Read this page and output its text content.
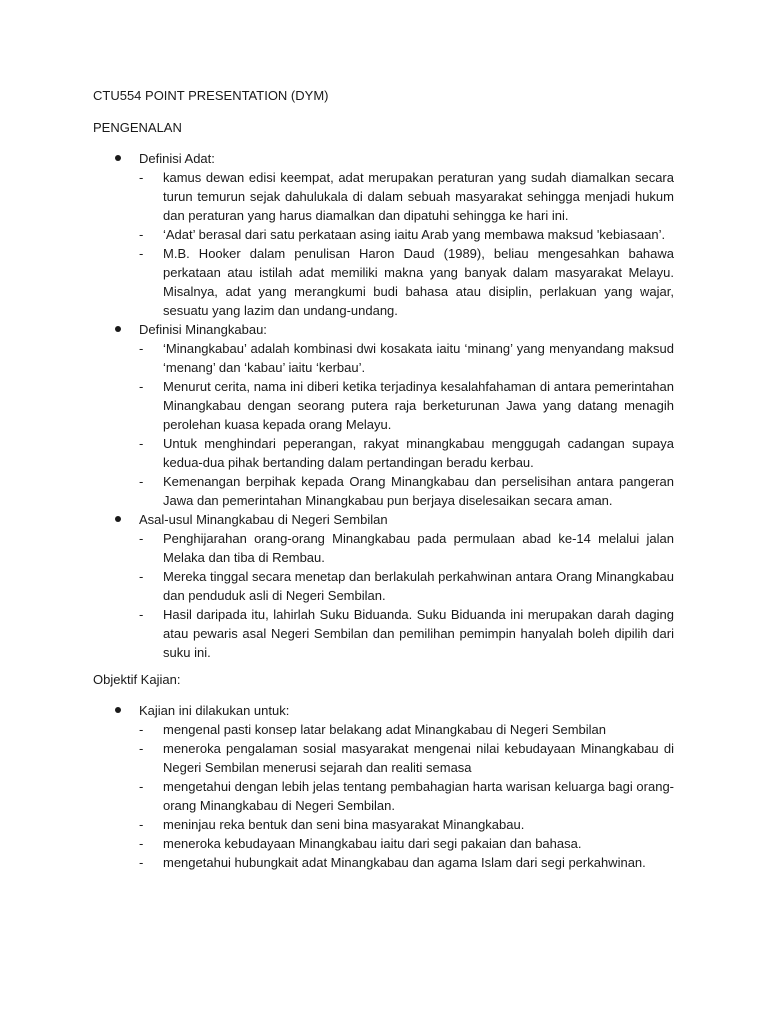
CTU554 POINT PRESENTATION (DYM)
PENGENALAN
Definisi Adat:
- kamus dewan edisi keempat, adat merupakan peraturan yang sudah diamalkan secara turun temurun sejak dahulukala di dalam sebuah masyarakat sehingga menjadi hukum dan peraturan yang harus diamalkan dan dipatuhi sehingga ke hari ini.
- ‘Adat’ berasal dari satu perkataan asing iaitu Arab yang membawa maksud 'kebiasaan’.
- M.B. Hooker dalam penulisan Haron Daud (1989), beliau mengesahkan bahawa perkataan atau istilah adat memiliki makna yang banyak dalam masyarakat Melayu. Misalnya, adat yang merangkumi budi bahasa atau disiplin, perlakuan yang wajar, sesuatu yang lazim dan undang-undang.
Definisi Minangkabau:
- ‘Minangkabau’ adalah kombinasi dwi kosakata iaitu ‘minang’ yang menyandang maksud ‘menang’ dan ‘kabau’ iaitu ‘kerbau’.
- Menurut cerita, nama ini diberi ketika terjadinya kesalahfahaman di antara pemerintahan Minangkabau dengan seorang putera raja berketurunan Jawa yang datang menagih perolehan kuasa kepada orang Melayu.
- Untuk menghindari peperangan, rakyat minangkabau menggugah cadangan supaya kedua-dua pihak bertanding dalam pertandingan beradu kerbau.
- Kemenangan berpihak kepada Orang Minangkabau dan perselisihan antara pangeran Jawa dan pemerintahan Minangkabau pun berjaya diselesaikan secara aman.
Asal-usul Minangkabau di Negeri Sembilan
- Penghijarahan orang-orang Minangkabau pada permulaan abad ke-14 melalui jalan Melaka dan tiba di Rembau.
- Mereka tinggal secara menetap dan berlakulah perkahwinan antara Orang Minangkabau dan penduduk asli di Negeri Sembilan.
- Hasil daripada itu, lahirlah Suku Biduanda. Suku Biduanda ini merupakan darah daging atau pewaris asal Negeri Sembilan dan pemilihan pemimpin hanyalah boleh dipilih dari suku ini.
Objektif Kajian:
Kajian ini dilakukan untuk:
- mengenal pasti konsep latar belakang adat Minangkabau di Negeri Sembilan
- meneroka pengalaman sosial masyarakat mengenai nilai kebudayaan Minangkabau di Negeri Sembilan menerusi sejarah dan realiti semasa
- mengetahui dengan lebih jelas tentang pembahagian harta warisan keluarga bagi orang-orang Minangkabau di Negeri Sembilan.
- meninjau reka bentuk dan seni bina masyarakat Minangkabau.
- meneroka kebudayaan Minangkabau iaitu dari segi pakaian dan bahasa.
- mengetahui hubungkait adat Minangkabau dan agama Islam dari segi perkahwinan.
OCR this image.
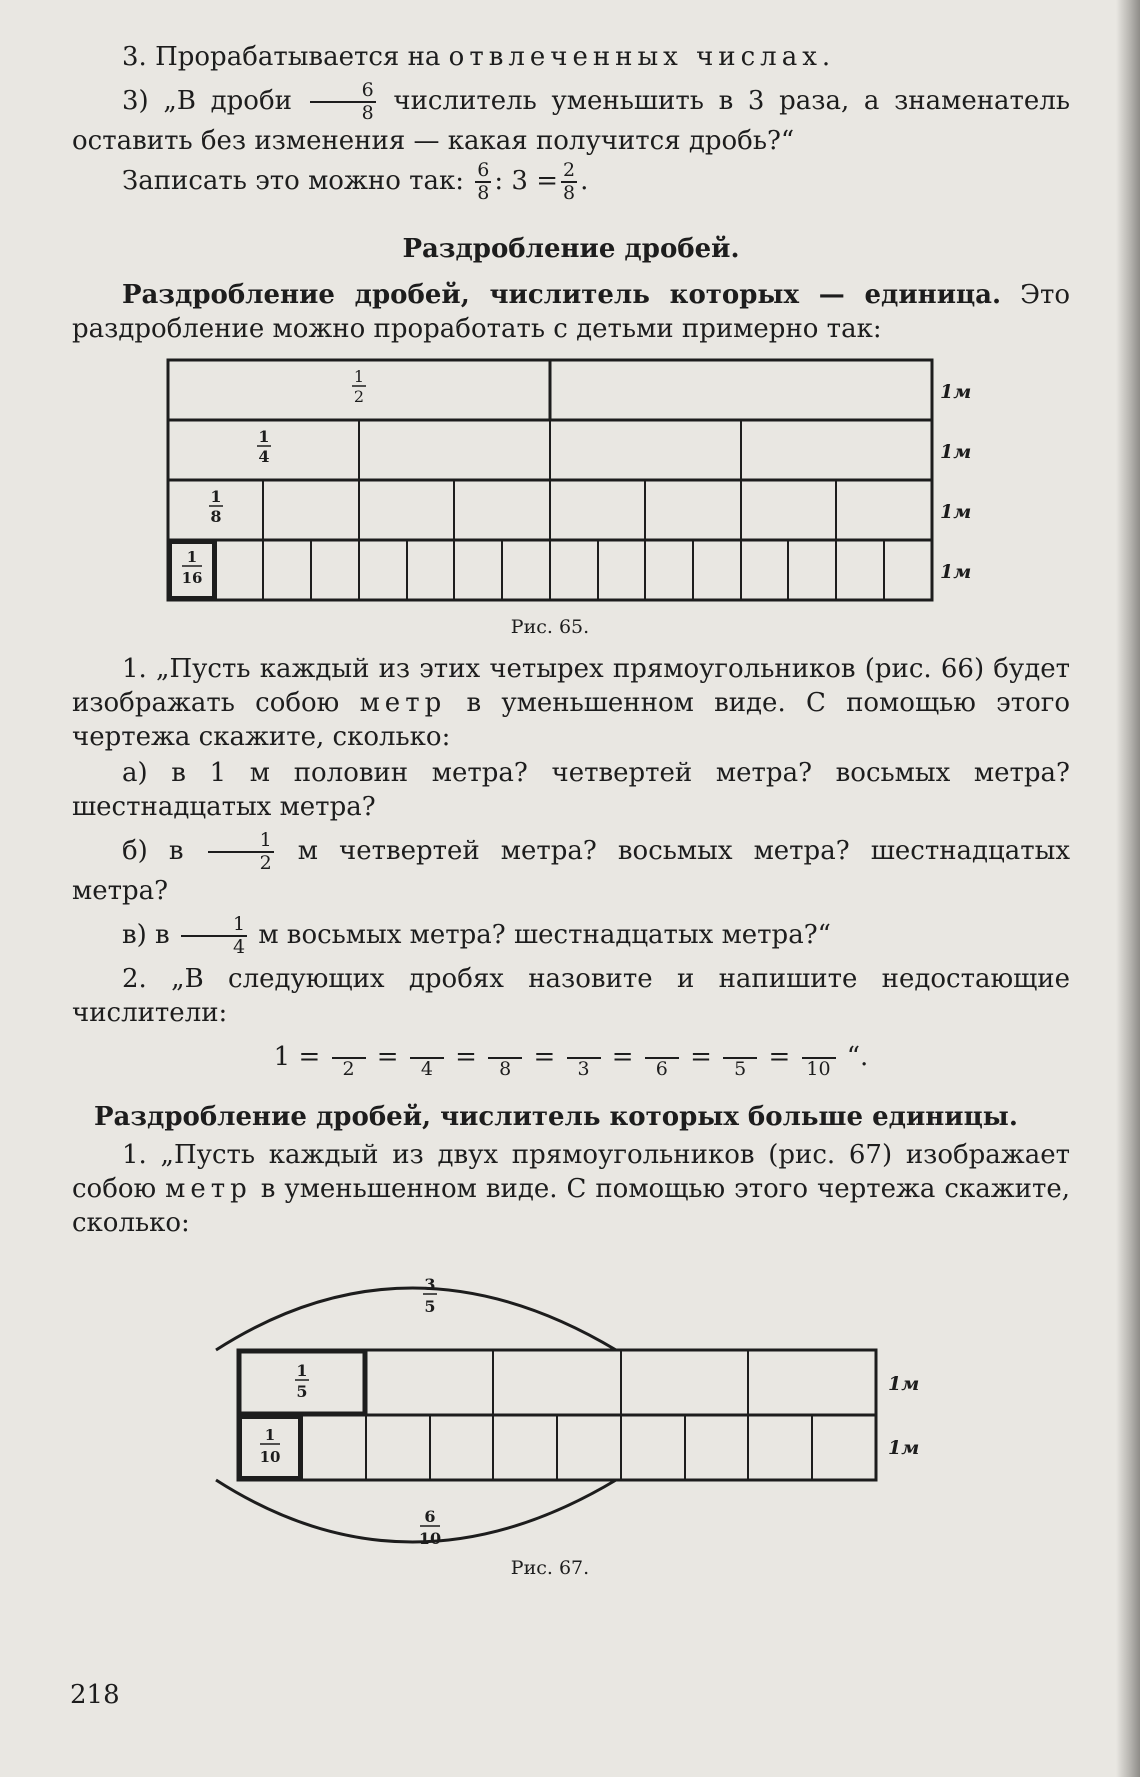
3. Прорабатывается на отвлеченных числах.

3) „В дроби $\frac{6}{8}$ числитель уменьшить в 3 раза, а знаменатель оставить без изменения — какая получится дробь?“

Записать это можно так: $\frac{6}{8}$ : $3 = \frac{2}{8}$ .

Раздробление дробей.

Раздробление дробей, числитель которых — единица. Это раздробление можно проработать с детьми примерно так:

1
2
1
4
1
8
1
16
1м
1м
1м
1м
Рис. 65.

1. „Пусть каждый из этих четырех прямоугольников (рис. 66) будет изображать собою метр в уменьшенном виде. С помощью этого чертежа скажите, сколько:

а) в 1 м половин метра? четвертей метра? восьмых метра? шестнадцатых метра?

б) в $\frac{1}{2}$ м четвертей метра? восьмых метра? шестнадцатых метра?

в) в $\frac{1}{4}$ м восьмых метра? шестнадцатых метра?“

2. „В следующих дробях назовите и напишите недостающие числители:

1 =	2 =	4 =	8 =	3 =	6 =	5 = 10 “.
Раздробление дробей, числитель которых больше единицы.

1. „Пусть каждый из двух прямоугольников (рис. 67) изображает собою метр в уменьшенном виде. С помощью этого чертежа скажите, сколько:

3
5
1
5
1
10
6
10
1м
1м
Рис. 67.
218
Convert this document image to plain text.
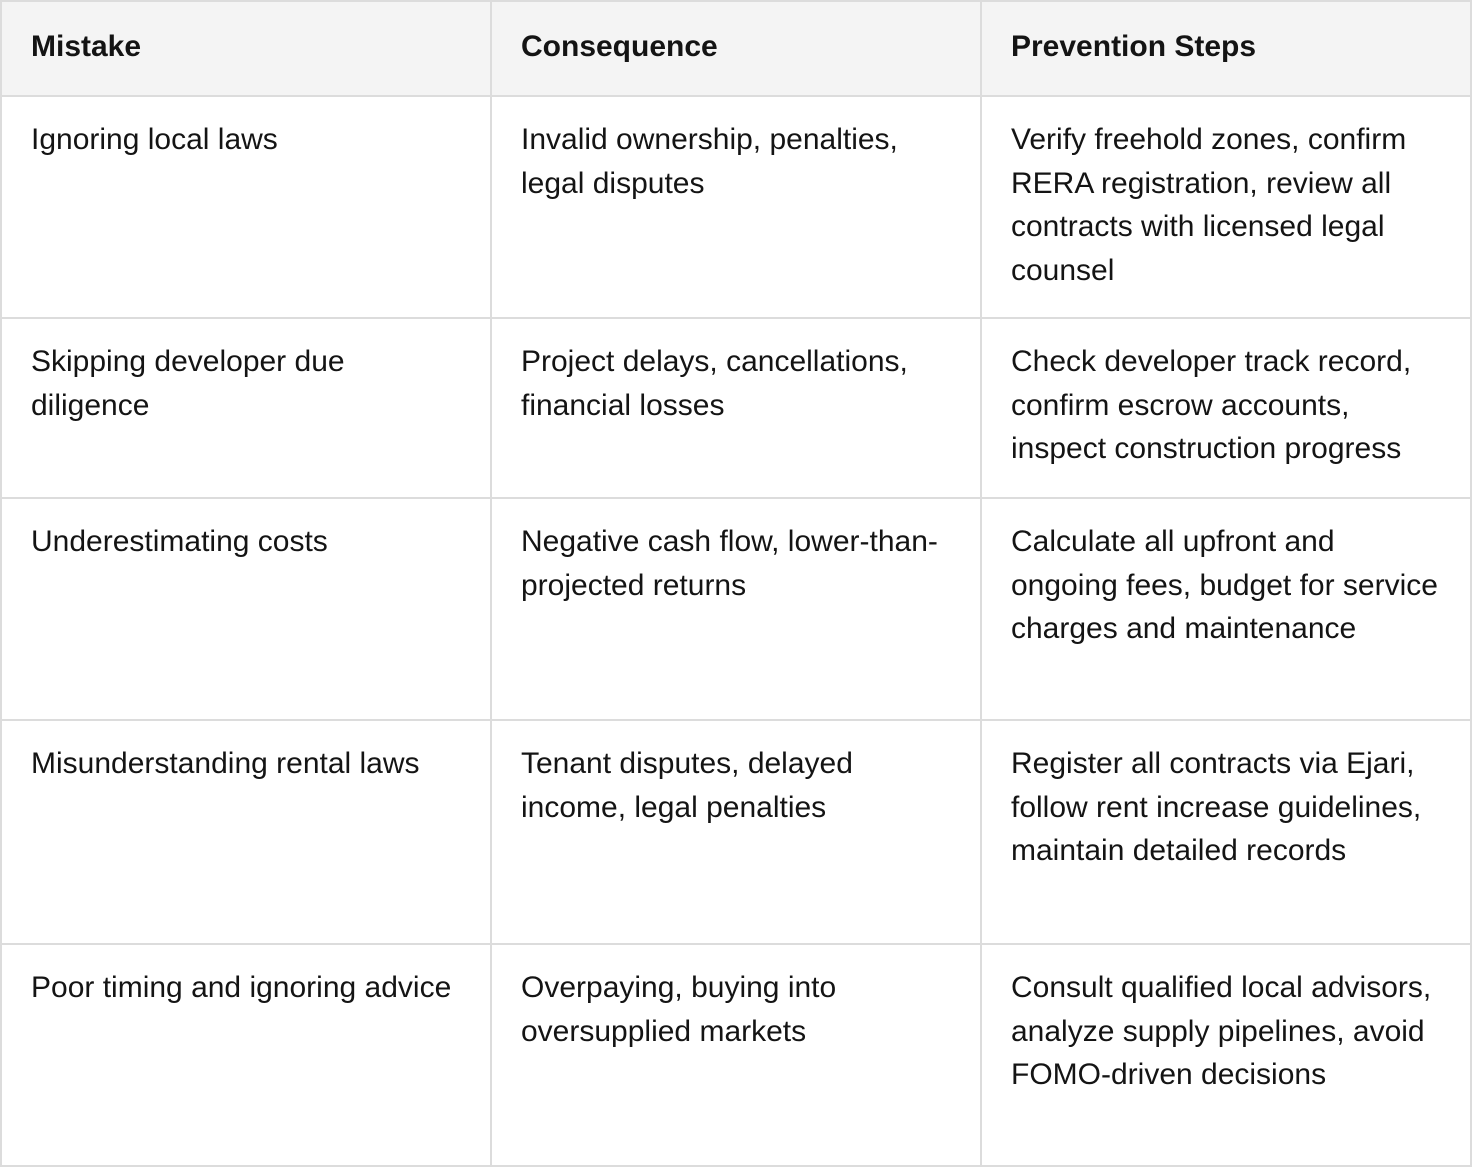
Mistake	Consequence	Prevention Steps
Ignoring local laws	Invalid ownership, penalties, legal disputes	Verify freehold zones, confirm RERA registration, review all contracts with licensed legal counsel
Skipping developer due diligence	Project delays, cancellations, financial losses	Check developer track record, confirm escrow accounts, inspect construction progress
Underestimating costs	Negative cash flow, lower-than-projected returns	Calculate all upfront and ongoing fees, budget for service charges and maintenance
Misunderstanding rental laws	Tenant disputes, delayed income, legal penalties	Register all contracts via Ejari, follow rent increase guidelines, maintain detailed records
Poor timing and ignoring advice	Overpaying, buying into oversupplied markets	Consult qualified local advisors, analyze supply pipelines, avoid FOMO-driven decisions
..........
In the records above, how many lines hold the string "собою"? Reply with only the number.

2